* _TEXT SECTION_
━━━━━━━━━━
All this said, my daughter had left a pair of rollerblades at our house and since we had the same size foot - again - WHY NOT? For some reason, I decided to pick the biggest malamute (although I originally was going to have BOTH harnessed up in front of me). Kodi was always my loveable gentle giant and I figured even at 100 pounds, I could do this!! Go girl! After all, he had been through that training session! Again, how hard could it be?

Without mentioning my intent to anyone, and again, never having put a rollberblade on my foot in my lifetime, I put on the rollerblades. I should have known I was in trouble from the getgo since they hurt my ankles and I was having a terrible time maneuvering around in them! I put the harness on our male, somehow managed to attach the towline to his harness AROUND MY WAIST, put on the helmet and pads (at least I was thinking here) and proceeded to just give it a go! Too bad I had not thought this through very well. Too bad I had not bothered to read any books or literature on actual rollerblading - but especially with 100 pounds of dog in front of me! Lastly, too bad my dog did not know the command WHOA - or any other command for that matter!

As in most things, I found out the hard way that once the dog "took" to this new sport, it was a little too late to fret over what I didn't know or could not control. From the beginning, as we literally ROARED out of the driveway, Kodi took to it like a duck to water. In an instant, I found myself literally flying down the street at a breakneck speed with nothing keeping me upright but his running and being acutely aware that he was pulling me from am umbilical cord around my waist! As the houses went to a blur as we literally hit mach 1 and Kodi was striving for mach 2, I knew we were headed for trouble. Not only the obvious trouble I was already in but an extremely busy main road bisected our street - and unfortunately there was no stopping this dog and we were heading right for it! He was digging in now and putting his entire body into it, bless his heart - but I had a very bad feeling!

I was yelling "WHOA" as loud as I could - along with many other words I will not repeat here. I was trying NOT to panic and remembered vaguely something my daughter had said about BRAKES. In retrospect, trying to stop 100 pounds of brute force with the little piddly brakes on a rollerblade should be laughable right there. I figured though I'd best try - so I put my toe down, I put my heel down. I think I was trying to put them BOTH down at the same time and I'm sure although there might have been SMOKE involved, there was no braking going on! In fact, it seemed like I was going faster. I was positively sure by this time that I had burned up any brakes that my daughter ever thought of having on the blades!

Well, not to be a quitter here, I figured we were both going to be roadkill if we shot out across that main road (I could not blame the dog - he was actually doing what I had asked of him, albeit it who knew he was going to be going the speed of light?) Running my options, I did the only thing I knew to do in that moment - I gathered myself up and literally THREW myself onto the side of the road hoping to at least stop us, not break anything of mine or break the dog's back when I hit the ground and literally jerked him to hopefully a standstill. I basically just did the Arte Johnson move of a lifetime - onto gravel and pavement since there was no grass available. I think I literally jerked poor Kodi out of his shorts!

That did stop him; it definitely stopped me! It definitely stopped traffic as well as people could not believe I did it but I did not really have a choice - snowplowing does not work on rollerblades either I found! I just sat in the gravel shaking my head over and over - at least my body was still in one very roughed up piece! I took off the rollerblades and although tempted to throw them into the nearest trash can or bush, I limped home with them! I have never put on another pair SINCE nor do I think for me personally, this is a great way to exercise malamutes. To think that I was going to actually strap BOTH of them to my waist and give it a go still gives me nightmares. We would probably still be running!
━━━━━━━━━━
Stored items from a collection
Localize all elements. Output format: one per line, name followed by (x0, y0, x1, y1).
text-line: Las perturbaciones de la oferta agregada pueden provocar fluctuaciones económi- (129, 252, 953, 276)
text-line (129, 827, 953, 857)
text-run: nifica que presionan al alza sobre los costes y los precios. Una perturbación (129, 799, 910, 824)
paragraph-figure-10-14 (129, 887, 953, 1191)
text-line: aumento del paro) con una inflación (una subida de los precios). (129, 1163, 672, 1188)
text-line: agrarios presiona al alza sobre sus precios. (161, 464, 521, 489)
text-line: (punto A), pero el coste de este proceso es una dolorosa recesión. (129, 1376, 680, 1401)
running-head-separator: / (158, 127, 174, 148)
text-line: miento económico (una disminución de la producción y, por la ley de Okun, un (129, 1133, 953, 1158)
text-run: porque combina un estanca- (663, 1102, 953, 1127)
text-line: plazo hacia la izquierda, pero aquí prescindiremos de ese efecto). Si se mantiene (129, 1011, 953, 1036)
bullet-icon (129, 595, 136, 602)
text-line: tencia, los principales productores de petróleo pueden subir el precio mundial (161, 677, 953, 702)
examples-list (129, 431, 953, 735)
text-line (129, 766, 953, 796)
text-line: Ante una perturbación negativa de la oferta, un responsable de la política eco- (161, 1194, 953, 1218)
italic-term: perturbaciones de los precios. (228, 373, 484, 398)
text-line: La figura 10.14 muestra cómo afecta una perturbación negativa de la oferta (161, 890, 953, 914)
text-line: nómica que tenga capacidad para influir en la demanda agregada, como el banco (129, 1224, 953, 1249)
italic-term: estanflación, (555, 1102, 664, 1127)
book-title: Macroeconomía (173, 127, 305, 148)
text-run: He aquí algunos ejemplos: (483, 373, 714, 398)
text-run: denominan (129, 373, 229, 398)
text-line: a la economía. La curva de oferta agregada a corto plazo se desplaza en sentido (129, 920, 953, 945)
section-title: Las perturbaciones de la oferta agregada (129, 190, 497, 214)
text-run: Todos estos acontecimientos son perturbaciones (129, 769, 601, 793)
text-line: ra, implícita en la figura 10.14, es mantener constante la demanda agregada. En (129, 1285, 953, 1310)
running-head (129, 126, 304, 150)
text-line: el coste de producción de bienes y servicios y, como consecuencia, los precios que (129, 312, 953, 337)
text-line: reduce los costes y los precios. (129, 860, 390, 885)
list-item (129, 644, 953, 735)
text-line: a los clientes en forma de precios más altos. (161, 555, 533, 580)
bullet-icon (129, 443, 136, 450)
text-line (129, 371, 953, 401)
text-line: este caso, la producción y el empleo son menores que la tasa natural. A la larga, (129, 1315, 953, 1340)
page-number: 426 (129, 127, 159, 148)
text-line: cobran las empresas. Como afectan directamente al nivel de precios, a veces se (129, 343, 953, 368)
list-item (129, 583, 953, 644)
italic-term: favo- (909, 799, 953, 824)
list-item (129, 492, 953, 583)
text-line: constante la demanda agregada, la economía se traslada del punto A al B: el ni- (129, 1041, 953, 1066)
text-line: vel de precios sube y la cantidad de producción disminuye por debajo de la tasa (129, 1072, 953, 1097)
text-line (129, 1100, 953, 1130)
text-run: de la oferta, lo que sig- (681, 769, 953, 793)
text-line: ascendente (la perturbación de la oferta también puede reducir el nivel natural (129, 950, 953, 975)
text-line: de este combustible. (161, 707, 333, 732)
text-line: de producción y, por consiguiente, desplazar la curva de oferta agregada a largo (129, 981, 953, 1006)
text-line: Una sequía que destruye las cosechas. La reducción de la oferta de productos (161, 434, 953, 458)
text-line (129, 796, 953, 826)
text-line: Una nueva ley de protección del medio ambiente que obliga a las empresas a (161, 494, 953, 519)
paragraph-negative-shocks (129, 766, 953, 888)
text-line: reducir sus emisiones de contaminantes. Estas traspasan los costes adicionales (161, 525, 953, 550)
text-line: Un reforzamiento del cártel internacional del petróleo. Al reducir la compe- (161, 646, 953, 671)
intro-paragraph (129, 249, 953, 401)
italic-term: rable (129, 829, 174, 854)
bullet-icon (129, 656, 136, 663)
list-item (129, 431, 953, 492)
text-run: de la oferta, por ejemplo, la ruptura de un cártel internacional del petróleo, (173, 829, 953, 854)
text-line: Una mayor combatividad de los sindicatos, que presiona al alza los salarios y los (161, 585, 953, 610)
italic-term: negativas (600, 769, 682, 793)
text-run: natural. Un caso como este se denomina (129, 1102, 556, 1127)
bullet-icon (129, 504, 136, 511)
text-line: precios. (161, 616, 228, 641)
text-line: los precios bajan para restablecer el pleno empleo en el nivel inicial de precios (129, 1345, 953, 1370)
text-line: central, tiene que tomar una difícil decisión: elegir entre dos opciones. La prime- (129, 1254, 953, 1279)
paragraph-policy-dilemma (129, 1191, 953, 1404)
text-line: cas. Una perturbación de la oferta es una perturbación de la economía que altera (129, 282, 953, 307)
━━━━━━━━━━
* _PROBLEM SET_
(a) Return the passage of the rollerblading story from "That did stop" up to and including "still be running!", copied word for word.
(b) Answer these questions from the rollerblading story:
(i) How much did Kodi weigh?
(ii) What had the writer's daughter left at the house?
(iii) What surface did the writer land on after jumping to the side of the road?
Rely only on the rollerblading story, not on the records.

* _EXERCISE ANSWERS_
(a)
That did stop him; it definitely stopped me! It definitely stopped traffic as well as people could not believe I did it but I did not really have a choice - snowplowing does not work on rollerblades either I found! I just sat in the gravel shaking my head over and over - at least my body was still in one very roughed up piece! I took off the rollerblades and although tempted to throw them into the nearest trash can or bush, I limped home with them! I have never put on another pair SINCE nor do I think for me personally, this is a great way to exercise malamutes. To think that I was going to actually strap BOTH of them to my waist and give it a go still gives me nightmares. We would probably still be running!

(b)
(i) 100 pounds
(ii) A pair of rollerblades
(iii) Gravel and pavement, since no grass was available